What is asked: Without including any images, reproduce each entry exactly.

##### Data for this task

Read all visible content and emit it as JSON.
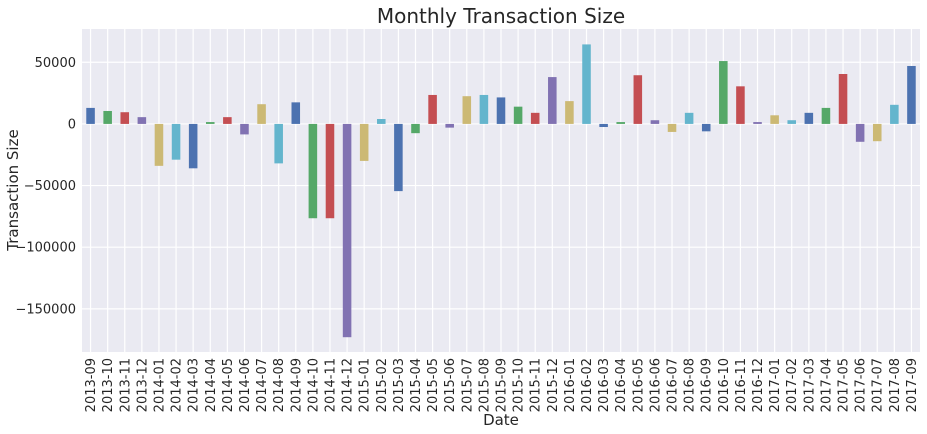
{
  "chart_data": {
    "type": "bar",
    "title": "Monthly Transaction Size",
    "xlabel": "Date",
    "ylabel": "Transaction Size",
    "ylim": [
      -185000,
      77000
    ],
    "yticks": [
      50000,
      0,
      -50000,
      -100000,
      -150000
    ],
    "ytick_labels": [
      "50000",
      "0",
      "−50000",
      "−100000",
      "−150000"
    ],
    "grid": true,
    "background": "#eaeaf2",
    "palette": [
      "#4c72b0",
      "#55a868",
      "#c44e52",
      "#8172b2",
      "#ccb974",
      "#64b5cd"
    ],
    "categories": [
      "2013-09",
      "2013-10",
      "2013-11",
      "2013-12",
      "2014-01",
      "2014-02",
      "2014-03",
      "2014-04",
      "2014-05",
      "2014-06",
      "2014-07",
      "2014-08",
      "2014-09",
      "2014-10",
      "2014-11",
      "2014-12",
      "2015-01",
      "2015-02",
      "2015-03",
      "2015-04",
      "2015-05",
      "2015-06",
      "2015-07",
      "2015-08",
      "2015-09",
      "2015-10",
      "2015-11",
      "2015-12",
      "2016-01",
      "2016-02",
      "2016-03",
      "2016-04",
      "2016-05",
      "2016-06",
      "2016-07",
      "2016-08",
      "2016-09",
      "2016-10",
      "2016-11",
      "2016-12",
      "2017-01",
      "2017-02",
      "2017-03",
      "2017-04",
      "2017-05",
      "2017-06",
      "2017-07",
      "2017-08",
      "2017-09"
    ],
    "values": [
      13000,
      10500,
      9500,
      5500,
      -34000,
      -29000,
      -36000,
      1500,
      5500,
      -8500,
      16000,
      -32000,
      17500,
      -76500,
      -76500,
      -173000,
      -30000,
      4000,
      -54500,
      -7500,
      23500,
      -3000,
      22500,
      23500,
      21500,
      14000,
      9000,
      38000,
      18500,
      64500,
      -2500,
      1500,
      39500,
      3000,
      -6500,
      9000,
      -6000,
      51000,
      30500,
      1500,
      7000,
      3000,
      9000,
      13000,
      40500,
      -14500,
      -14000,
      15500,
      47000
    ]
  }
}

##########

Solved problem:
Read all visible content and emit it as JSON.
{
  "chart_data": {
    "type": "bar",
    "title": "Monthly Transaction Size",
    "xlabel": "Date",
    "ylabel": "Transaction Size",
    "ylim": [
      -185000,
      77000
    ],
    "yticks": [
      50000,
      0,
      -50000,
      -100000,
      -150000
    ],
    "ytick_labels": [
      "50000",
      "0",
      "−50000",
      "−100000",
      "−150000"
    ],
    "grid": true,
    "background": "#eaeaf2",
    "palette": [
      "#4c72b0",
      "#55a868",
      "#c44e52",
      "#8172b2",
      "#ccb974",
      "#64b5cd"
    ],
    "categories": [
      "2013-09",
      "2013-10",
      "2013-11",
      "2013-12",
      "2014-01",
      "2014-02",
      "2014-03",
      "2014-04",
      "2014-05",
      "2014-06",
      "2014-07",
      "2014-08",
      "2014-09",
      "2014-10",
      "2014-11",
      "2014-12",
      "2015-01",
      "2015-02",
      "2015-03",
      "2015-04",
      "2015-05",
      "2015-06",
      "2015-07",
      "2015-08",
      "2015-09",
      "2015-10",
      "2015-11",
      "2015-12",
      "2016-01",
      "2016-02",
      "2016-03",
      "2016-04",
      "2016-05",
      "2016-06",
      "2016-07",
      "2016-08",
      "2016-09",
      "2016-10",
      "2016-11",
      "2016-12",
      "2017-01",
      "2017-02",
      "2017-03",
      "2017-04",
      "2017-05",
      "2017-06",
      "2017-07",
      "2017-08",
      "2017-09"
    ],
    "values": [
      13000,
      10500,
      9500,
      5500,
      -34000,
      -29000,
      -36000,
      1500,
      5500,
      -8500,
      16000,
      -32000,
      17500,
      -76500,
      -76500,
      -173000,
      -30000,
      4000,
      -54500,
      -7500,
      23500,
      -3000,
      22500,
      23500,
      21500,
      14000,
      9000,
      38000,
      18500,
      64500,
      -2500,
      1500,
      39500,
      3000,
      -6500,
      9000,
      -6000,
      51000,
      30500,
      1500,
      7000,
      3000,
      9000,
      13000,
      40500,
      -14500,
      -14000,
      15500,
      47000
    ]
  }
}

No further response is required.